> **Written problem**: Determine the number of lines that contain the word "scene", then state that number and nothing more.

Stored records
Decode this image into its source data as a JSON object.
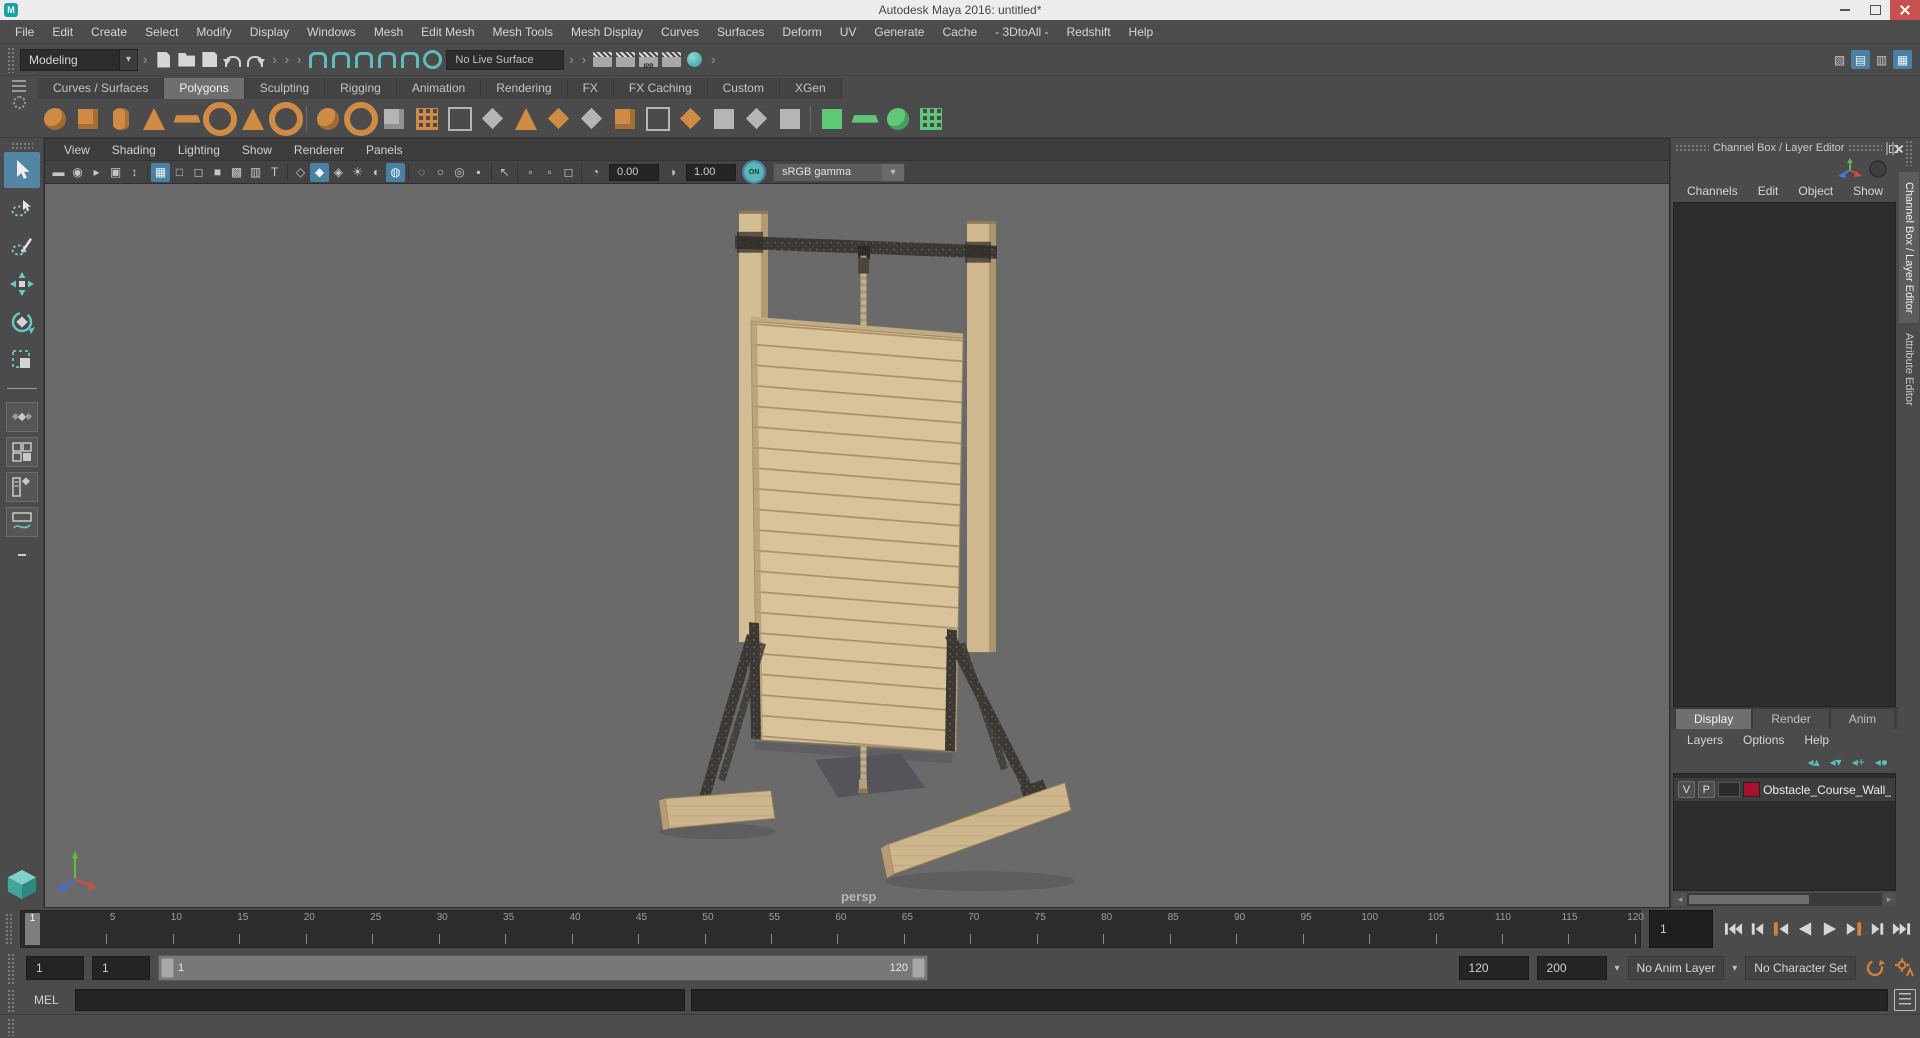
{
  "window": {
    "title": "Autodesk Maya 2016: untitled*"
  },
  "menubar": {
    "items": [
      "File",
      "Edit",
      "Create",
      "Select",
      "Modify",
      "Display",
      "Windows",
      "Mesh",
      "Edit Mesh",
      "Mesh Tools",
      "Mesh Display",
      "Curves",
      "Surfaces",
      "Deform",
      "UV",
      "Generate",
      "Cache",
      "- 3DtoAll -",
      "Redshift",
      "Help"
    ]
  },
  "statusline": {
    "mode": "Modeling",
    "live_surface": "No Live Surface",
    "ipr_label": "IPR",
    "file_buttons": [
      {
        "name": "new-scene",
        "glyph": "page"
      },
      {
        "name": "open-scene",
        "glyph": "folder"
      },
      {
        "name": "save-scene",
        "glyph": "floppy"
      },
      {
        "name": "undo",
        "glyph": "undo"
      },
      {
        "name": "redo",
        "glyph": "redo"
      }
    ],
    "snap_buttons": [
      {
        "name": "snap-to-grid",
        "glyph": "magnet"
      },
      {
        "name": "snap-to-curve",
        "glyph": "magnet"
      },
      {
        "name": "snap-to-point",
        "glyph": "magnet"
      },
      {
        "name": "snap-to-projected-center",
        "glyph": "magnet"
      },
      {
        "name": "snap-to-view-plane",
        "glyph": "magnet"
      },
      {
        "name": "make-live",
        "glyph": "live"
      }
    ],
    "render_buttons": [
      {
        "name": "open-render-view",
        "glyph": "clap"
      },
      {
        "name": "render-current-frame",
        "glyph": "clap"
      },
      {
        "name": "ipr-render",
        "glyph": "clap",
        "sub": "IPR"
      },
      {
        "name": "render-settings",
        "glyph": "clap"
      },
      {
        "name": "hypershade",
        "glyph": "ball"
      }
    ],
    "sidebar_buttons": [
      {
        "name": "modeling-toolkit",
        "char": "▧",
        "active": false
      },
      {
        "name": "attribute-editor",
        "char": "▤",
        "active": true
      },
      {
        "name": "tool-settings",
        "char": "▥",
        "active": false
      },
      {
        "name": "channel-box-toggle",
        "char": "▦",
        "active": true
      }
    ]
  },
  "shelf": {
    "tabs": [
      {
        "label": "Curves / Surfaces",
        "active": false
      },
      {
        "label": "Polygons",
        "active": true
      },
      {
        "label": "Sculpting",
        "active": false
      },
      {
        "label": "Rigging",
        "active": false
      },
      {
        "label": "Animation",
        "active": false
      },
      {
        "label": "Rendering",
        "active": false
      },
      {
        "label": "FX",
        "active": false
      },
      {
        "label": "FX Caching",
        "active": false
      },
      {
        "label": "Custom",
        "active": false
      },
      {
        "label": "XGen",
        "active": false
      }
    ],
    "icons": [
      {
        "name": "poly-sphere",
        "glyph": "sphere",
        "tone": "orange"
      },
      {
        "name": "poly-cube",
        "glyph": "cube",
        "tone": "orange"
      },
      {
        "name": "poly-cylinder",
        "glyph": "cylinder",
        "tone": "orange"
      },
      {
        "name": "poly-cone",
        "glyph": "cone",
        "tone": "orange"
      },
      {
        "name": "poly-plane",
        "glyph": "plane",
        "tone": "orange"
      },
      {
        "name": "poly-torus",
        "glyph": "torus",
        "tone": "orange"
      },
      {
        "name": "poly-prism",
        "glyph": "cone",
        "tone": "orange"
      },
      {
        "name": "poly-pipe",
        "glyph": "torus",
        "tone": "orange"
      },
      {
        "sep": true
      },
      {
        "name": "smooth",
        "glyph": "sphere",
        "tone": "orange"
      },
      {
        "name": "add-divisions",
        "glyph": "torus",
        "tone": "orange"
      },
      {
        "name": "boolean",
        "glyph": "cube",
        "tone": "gray"
      },
      {
        "name": "quadrangulate",
        "glyph": "grid",
        "tone": "orange"
      },
      {
        "name": "mesh-cleanup",
        "glyph": "square-outline",
        "tone": "gray"
      },
      {
        "name": "multi-cut",
        "glyph": "diamond",
        "tone": "gray"
      },
      {
        "name": "connect",
        "glyph": "cone",
        "tone": "orange"
      },
      {
        "name": "bevel",
        "glyph": "diamond",
        "tone": "orange"
      },
      {
        "name": "bridge",
        "glyph": "diamond",
        "tone": "gray"
      },
      {
        "name": "extrude",
        "glyph": "cube",
        "tone": "orange"
      },
      {
        "name": "merge-vertices",
        "glyph": "square-outline",
        "tone": "gray"
      },
      {
        "name": "target-weld",
        "glyph": "diamond",
        "tone": "orange"
      },
      {
        "name": "edge-flow",
        "glyph": "square",
        "tone": "gray"
      },
      {
        "name": "crease-tool",
        "glyph": "diamond",
        "tone": "gray"
      },
      {
        "name": "symmetrize",
        "glyph": "square",
        "tone": "gray"
      },
      {
        "sep": true
      },
      {
        "name": "quad-draw",
        "glyph": "square",
        "tone": "green"
      },
      {
        "name": "sculpt-mesh",
        "glyph": "plane",
        "tone": "green"
      },
      {
        "name": "relax-brush",
        "glyph": "sphere",
        "tone": "green"
      },
      {
        "name": "paint-transfer",
        "glyph": "grid",
        "tone": "green"
      }
    ]
  },
  "panel_menus": [
    "View",
    "Shading",
    "Lighting",
    "Show",
    "Renderer",
    "Panels"
  ],
  "viewport_bar": {
    "exposure": "0.00",
    "gamma": "1.00",
    "on_badge": "ON",
    "color_transform": "sRGB gamma",
    "icons": [
      {
        "name": "select-camera",
        "char": "▬"
      },
      {
        "name": "camera-attributes",
        "char": "◉"
      },
      {
        "name": "bookmark",
        "char": "▸"
      },
      {
        "name": "image-plane",
        "char": "▣"
      },
      {
        "name": "two-d-pan-zoom",
        "char": "↕"
      },
      {
        "sep": true
      },
      {
        "name": "grid-toggle",
        "char": "▦",
        "active": true
      },
      {
        "name": "film-gate",
        "char": "□"
      },
      {
        "name": "resolution-gate",
        "char": "◻"
      },
      {
        "name": "gate-mask",
        "char": "■"
      },
      {
        "name": "field-chart",
        "char": "▩"
      },
      {
        "name": "safe-action",
        "char": "▥"
      },
      {
        "name": "safe-title",
        "char": "T"
      },
      {
        "sep": true
      },
      {
        "name": "wireframe-mode",
        "char": "◇"
      },
      {
        "name": "shaded-mode",
        "char": "◆",
        "active": true
      },
      {
        "name": "textured-mode",
        "char": "◈"
      },
      {
        "name": "use-all-lights",
        "char": "☀"
      },
      {
        "name": "shadows",
        "char": "◐"
      },
      {
        "name": "screen-space-ao",
        "char": "◍",
        "active": true
      },
      {
        "sep": true
      },
      {
        "name": "motion-blur",
        "char": "◌"
      },
      {
        "name": "multisample-aa",
        "char": "○"
      },
      {
        "name": "depth-of-field",
        "char": "◎"
      },
      {
        "name": "frame-buffer",
        "char": "▪"
      },
      {
        "sep": true
      },
      {
        "name": "isolate-select",
        "char": "↖"
      },
      {
        "sep": true
      },
      {
        "name": "xray",
        "char": "▫"
      },
      {
        "name": "xray-joints",
        "char": "▫"
      },
      {
        "name": "xray-active-components",
        "char": "◻"
      },
      {
        "sep": true
      }
    ]
  },
  "viewport": {
    "camera": "persp"
  },
  "channel_box": {
    "title": "Channel Box / Layer Editor",
    "menus": [
      "Channels",
      "Edit",
      "Object",
      "Show"
    ]
  },
  "side_tabs": [
    {
      "label": "Channel Box / Layer Editor",
      "active": true
    },
    {
      "label": "Attribute Editor",
      "active": false
    }
  ],
  "layer_editor": {
    "tabs": [
      {
        "label": "Display",
        "active": true
      },
      {
        "label": "Render",
        "active": false
      },
      {
        "label": "Anim",
        "active": false
      }
    ],
    "menus": [
      "Layers",
      "Options",
      "Help"
    ],
    "move_icons": [
      {
        "name": "layer-move-up",
        "char": "◂▴"
      },
      {
        "name": "layer-move-down",
        "char": "◂▾"
      },
      {
        "name": "create-empty-layer",
        "char": "◂+"
      },
      {
        "name": "create-layer-from-selected",
        "char": "◂●"
      }
    ],
    "layers": [
      {
        "v": "V",
        "p": "P",
        "name": "Obstacle_Course_Wall_w",
        "color": "#a8102e"
      }
    ]
  },
  "timeline": {
    "current_frame": "1",
    "ticks": [
      5,
      10,
      15,
      20,
      25,
      30,
      35,
      40,
      45,
      50,
      55,
      60,
      65,
      70,
      75,
      80,
      85,
      90,
      95,
      100,
      105,
      110,
      115,
      120
    ]
  },
  "range_bar": {
    "anim_start": "1",
    "playback_start": "1",
    "slider_start": "1",
    "slider_end": "120",
    "playback_end": "120",
    "anim_end": "200",
    "anim_layer": "No Anim Layer",
    "character_set": "No Character Set"
  },
  "command_line": {
    "label": "MEL"
  },
  "colors": {
    "accent_teal": "#5fbcbc",
    "accent_orange": "#d2813b",
    "selection_blue": "#5285a6",
    "layer_swatch": "#a8102e",
    "viewport_bg": "#6a6a6a"
  }
}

> **Completed exercise**: 3